Every line of the records below should be restated exactly.
═════ Exercise data ═════
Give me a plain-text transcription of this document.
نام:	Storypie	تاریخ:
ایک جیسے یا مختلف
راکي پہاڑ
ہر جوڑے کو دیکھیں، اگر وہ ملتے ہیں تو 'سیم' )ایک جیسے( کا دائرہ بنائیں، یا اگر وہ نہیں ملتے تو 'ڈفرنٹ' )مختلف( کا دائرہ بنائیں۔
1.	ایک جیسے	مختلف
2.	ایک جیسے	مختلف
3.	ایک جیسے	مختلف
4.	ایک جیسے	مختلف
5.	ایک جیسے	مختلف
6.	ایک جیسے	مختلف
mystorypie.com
═════
= Answer to the exercise =
Give me a plain-text transcription of this document.
نام:	Storypie	تاریخ:
ایک جیسے یا مختلف
راکي پہاڑ
ہر جوڑے کو دیکھیں، اگر وہ ملتے ہیں تو 'سیم' )ایک جیسے( کا دائرہ بنائیں، یا اگر وہ نہیں ملتے تو 'ڈفرنٹ' )مختلف( کا دائرہ بنائیں۔
1.	ایک جیسے	مختلف
2.	ایک جیسے	مختلف
3.	ایک جیسے	مختلف
4.	ایک جیسے	مختلف
5.	ایک جیسے	مختلف
6.	ایک جیسے	مختلف
mystorypie.com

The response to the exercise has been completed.